*EXERCISE DETAILS:* Every record here should be printed again exactly.
-.-.-
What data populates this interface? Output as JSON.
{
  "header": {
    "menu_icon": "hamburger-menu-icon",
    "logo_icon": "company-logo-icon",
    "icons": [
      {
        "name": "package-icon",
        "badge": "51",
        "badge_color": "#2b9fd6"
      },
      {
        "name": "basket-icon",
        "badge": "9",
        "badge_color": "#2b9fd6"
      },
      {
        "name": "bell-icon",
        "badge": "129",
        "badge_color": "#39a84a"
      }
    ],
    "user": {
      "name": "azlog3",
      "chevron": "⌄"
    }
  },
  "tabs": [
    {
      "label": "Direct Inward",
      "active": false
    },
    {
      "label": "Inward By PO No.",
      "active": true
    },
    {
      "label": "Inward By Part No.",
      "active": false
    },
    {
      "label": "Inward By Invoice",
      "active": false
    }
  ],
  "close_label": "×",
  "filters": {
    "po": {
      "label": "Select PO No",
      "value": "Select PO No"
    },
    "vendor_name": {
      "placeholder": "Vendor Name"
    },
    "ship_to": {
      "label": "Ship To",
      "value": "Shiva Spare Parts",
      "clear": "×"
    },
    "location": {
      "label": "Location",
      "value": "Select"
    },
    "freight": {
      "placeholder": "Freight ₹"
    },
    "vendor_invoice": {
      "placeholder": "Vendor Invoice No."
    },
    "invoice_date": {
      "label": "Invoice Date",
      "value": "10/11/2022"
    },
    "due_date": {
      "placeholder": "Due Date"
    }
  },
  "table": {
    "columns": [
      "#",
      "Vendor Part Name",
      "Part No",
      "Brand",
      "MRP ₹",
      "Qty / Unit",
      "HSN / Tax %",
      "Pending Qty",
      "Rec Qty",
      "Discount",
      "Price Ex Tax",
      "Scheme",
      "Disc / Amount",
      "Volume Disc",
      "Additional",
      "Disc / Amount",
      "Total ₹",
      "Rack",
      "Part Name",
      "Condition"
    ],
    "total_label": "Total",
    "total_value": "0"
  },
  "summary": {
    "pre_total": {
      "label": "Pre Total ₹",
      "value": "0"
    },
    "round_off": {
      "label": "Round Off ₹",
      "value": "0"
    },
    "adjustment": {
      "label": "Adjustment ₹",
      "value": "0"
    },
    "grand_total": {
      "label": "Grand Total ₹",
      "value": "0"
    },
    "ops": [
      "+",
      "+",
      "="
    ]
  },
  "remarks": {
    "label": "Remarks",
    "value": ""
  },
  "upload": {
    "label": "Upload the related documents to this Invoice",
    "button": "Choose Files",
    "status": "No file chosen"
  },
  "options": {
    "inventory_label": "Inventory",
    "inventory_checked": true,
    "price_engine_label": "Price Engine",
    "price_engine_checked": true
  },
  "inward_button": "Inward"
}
-.-.-
*REPLY:*
What data populates this interface? Output as JSON.
{
  "header": {
    "menu_icon": "hamburger-menu-icon",
    "logo_icon": "company-logo-icon",
    "icons": [
      {
        "name": "package-icon",
        "badge": "51",
        "badge_color": "#2b9fd6"
      },
      {
        "name": "basket-icon",
        "badge": "9",
        "badge_color": "#2b9fd6"
      },
      {
        "name": "bell-icon",
        "badge": "129",
        "badge_color": "#39a84a"
      }
    ],
    "user": {
      "name": "azlog3",
      "chevron": "⌄"
    }
  },
  "tabs": [
    {
      "label": "Direct Inward",
      "active": false
    },
    {
      "label": "Inward By PO No.",
      "active": true
    },
    {
      "label": "Inward By Part No.",
      "active": false
    },
    {
      "label": "Inward By Invoice",
      "active": false
    }
  ],
  "close_label": "×",
  "filters": {
    "po": {
      "label": "Select PO No",
      "value": "Select PO No"
    },
    "vendor_name": {
      "placeholder": "Vendor Name"
    },
    "ship_to": {
      "label": "Ship To",
      "value": "Shiva Spare Parts",
      "clear": "×"
    },
    "location": {
      "label": "Location",
      "value": "Select"
    },
    "freight": {
      "placeholder": "Freight ₹"
    },
    "vendor_invoice": {
      "placeholder": "Vendor Invoice No."
    },
    "invoice_date": {
      "label": "Invoice Date",
      "value": "10/11/2022"
    },
    "due_date": {
      "placeholder": "Due Date"
    }
  },
  "table": {
    "columns": [
      "#",
      "Vendor Part Name",
      "Part No",
      "Brand",
      "MRP ₹",
      "Qty / Unit",
      "HSN / Tax %",
      "Pending Qty",
      "Rec Qty",
      "Discount",
      "Price Ex Tax",
      "Scheme",
      "Disc / Amount",
      "Volume Disc",
      "Additional",
      "Disc / Amount",
      "Total ₹",
      "Rack",
      "Part Name",
      "Condition"
    ],
    "total_label": "Total",
    "total_value": "0"
  },
  "summary": {
    "pre_total": {
      "label": "Pre Total ₹",
      "value": "0"
    },
    "round_off": {
      "label": "Round Off ₹",
      "value": "0"
    },
    "adjustment": {
      "label": "Adjustment ₹",
      "value": "0"
    },
    "grand_total": {
      "label": "Grand Total ₹",
      "value": "0"
    },
    "ops": [
      "+",
      "+",
      "="
    ]
  },
  "remarks": {
    "label": "Remarks",
    "value": ""
  },
  "upload": {
    "label": "Upload the related documents to this Invoice",
    "button": "Choose Files",
    "status": "No file chosen"
  },
  "options": {
    "inventory_label": "Inventory",
    "inventory_checked": true,
    "price_engine_label": "Price Engine",
    "price_engine_checked": true
  },
  "inward_button": "Inward"
}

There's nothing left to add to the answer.